> [Goal] Can you print the data exactly and leave out each image?

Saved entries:

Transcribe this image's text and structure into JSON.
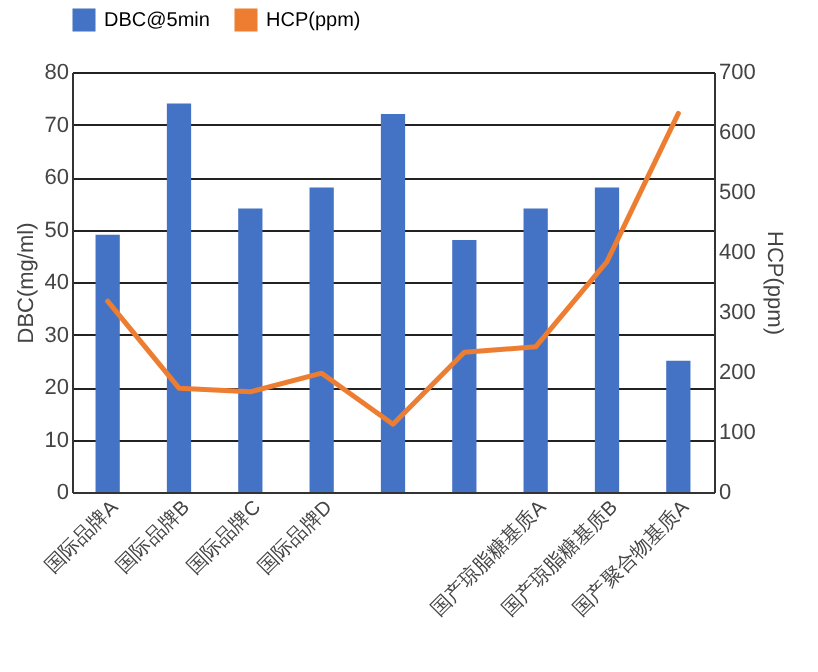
{
  "chart_data": {
    "type": "bar",
    "categories": [
      "国际品牌A",
      "国际品牌B",
      "国际品牌C",
      "国际品牌D",
      null,
      null,
      "国产琼脂糖基质A",
      "国产琼脂糖基质B",
      "国产聚合物基质A"
    ],
    "series": [
      {
        "name": "DBC@5min",
        "color": "#4472c4",
        "values": [
          49,
          74,
          54,
          58,
          72,
          48,
          54,
          58,
          25
        ]
      },
      {
        "name": "HCP(ppm)",
        "type": "line",
        "axis": "y2",
        "color": "#ed7d31",
        "values": [
          318,
          173,
          167,
          198,
          113,
          233,
          242,
          384,
          631
        ]
      }
    ],
    "ylabel": "DBC(mg/ml)",
    "y2label": "HCP(ppm)",
    "ylim": [
      0,
      80
    ],
    "yticks": [
      0,
      10,
      20,
      30,
      40,
      50,
      60,
      70,
      80
    ],
    "y2lim": [
      0,
      700
    ],
    "y2ticks": [
      0,
      100,
      200,
      300,
      400,
      500,
      600,
      700
    ],
    "grid": true,
    "legend": "top"
  }
}
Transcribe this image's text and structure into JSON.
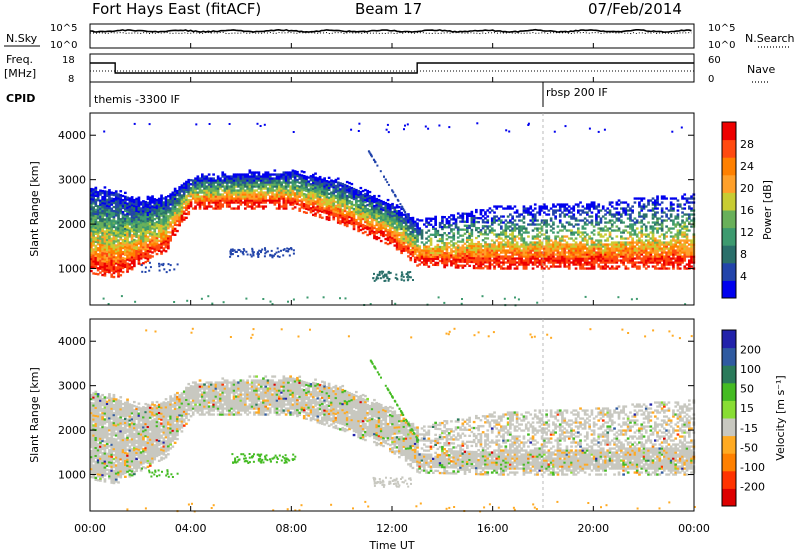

> [Task output]
Transcribe this image's text and structure into JSON.
{
  "chart_data": {
    "type": "bar",
    "categories": [
      "国际品牌A",
      "国际品牌B",
      "国际品牌C",
      "国际品牌D",
      null,
      null,
      "国产琼脂糖基质A",
      "国产琼脂糖基质B",
      "国产聚合物基质A"
    ],
    "series": [
      {
        "name": "DBC@5min",
        "color": "#4472c4",
        "values": [
          49,
          74,
          54,
          58,
          72,
          48,
          54,
          58,
          25
        ]
      },
      {
        "name": "HCP(ppm)",
        "type": "line",
        "axis": "y2",
        "color": "#ed7d31",
        "values": [
          318,
          173,
          167,
          198,
          113,
          233,
          242,
          384,
          631
        ]
      }
    ],
    "ylabel": "DBC(mg/ml)",
    "y2label": "HCP(ppm)",
    "ylim": [
      0,
      80
    ],
    "yticks": [
      0,
      10,
      20,
      30,
      40,
      50,
      60,
      70,
      80
    ],
    "y2lim": [
      0,
      700
    ],
    "y2ticks": [
      0,
      100,
      200,
      300,
      400,
      500,
      600,
      700
    ],
    "grid": true,
    "legend": "top"
  }
}
Transcribe this image's text and structure into JSON.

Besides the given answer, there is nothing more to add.